-------- Entries shown

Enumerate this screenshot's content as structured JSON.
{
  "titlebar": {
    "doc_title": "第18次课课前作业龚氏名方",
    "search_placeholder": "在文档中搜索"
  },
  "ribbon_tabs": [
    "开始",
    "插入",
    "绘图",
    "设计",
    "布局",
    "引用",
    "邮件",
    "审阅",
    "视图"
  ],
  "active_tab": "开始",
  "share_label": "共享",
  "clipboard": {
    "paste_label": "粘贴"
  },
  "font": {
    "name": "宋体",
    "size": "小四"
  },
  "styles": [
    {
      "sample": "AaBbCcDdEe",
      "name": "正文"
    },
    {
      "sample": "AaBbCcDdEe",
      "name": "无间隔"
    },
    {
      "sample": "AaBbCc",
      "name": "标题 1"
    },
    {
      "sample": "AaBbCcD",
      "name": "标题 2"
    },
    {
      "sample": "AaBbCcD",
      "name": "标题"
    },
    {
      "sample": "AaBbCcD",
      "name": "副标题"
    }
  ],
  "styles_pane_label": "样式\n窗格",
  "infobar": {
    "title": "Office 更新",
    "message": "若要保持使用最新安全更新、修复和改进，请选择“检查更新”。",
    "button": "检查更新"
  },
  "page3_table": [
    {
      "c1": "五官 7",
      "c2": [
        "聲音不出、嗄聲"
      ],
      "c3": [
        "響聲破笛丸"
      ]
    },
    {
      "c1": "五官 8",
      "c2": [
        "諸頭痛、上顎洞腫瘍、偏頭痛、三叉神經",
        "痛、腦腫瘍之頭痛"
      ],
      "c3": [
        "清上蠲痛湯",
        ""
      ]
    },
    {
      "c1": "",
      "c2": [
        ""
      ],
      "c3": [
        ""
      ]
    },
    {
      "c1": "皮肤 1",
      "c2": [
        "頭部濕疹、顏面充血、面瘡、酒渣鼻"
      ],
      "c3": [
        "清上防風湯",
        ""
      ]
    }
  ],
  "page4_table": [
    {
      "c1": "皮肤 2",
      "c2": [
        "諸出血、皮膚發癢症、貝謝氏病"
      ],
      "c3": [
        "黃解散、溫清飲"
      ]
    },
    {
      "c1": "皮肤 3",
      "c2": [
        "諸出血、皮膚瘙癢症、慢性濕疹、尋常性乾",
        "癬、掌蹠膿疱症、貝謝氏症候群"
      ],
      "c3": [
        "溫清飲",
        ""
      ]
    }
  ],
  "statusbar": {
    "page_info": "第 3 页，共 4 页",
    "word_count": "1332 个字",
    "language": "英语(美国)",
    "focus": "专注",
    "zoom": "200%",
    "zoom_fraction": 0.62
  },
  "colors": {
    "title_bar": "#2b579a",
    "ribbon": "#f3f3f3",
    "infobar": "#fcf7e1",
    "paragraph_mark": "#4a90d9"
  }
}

----------------

■ **What is being asked**
Filter the entries down to the lines containing "检查更新". Copy each of those lines.

■ **Written response**
    "message": "若要保持使用最新安全更新、修复和改进，请选择“检查更新”。",
    "button": "检查更新"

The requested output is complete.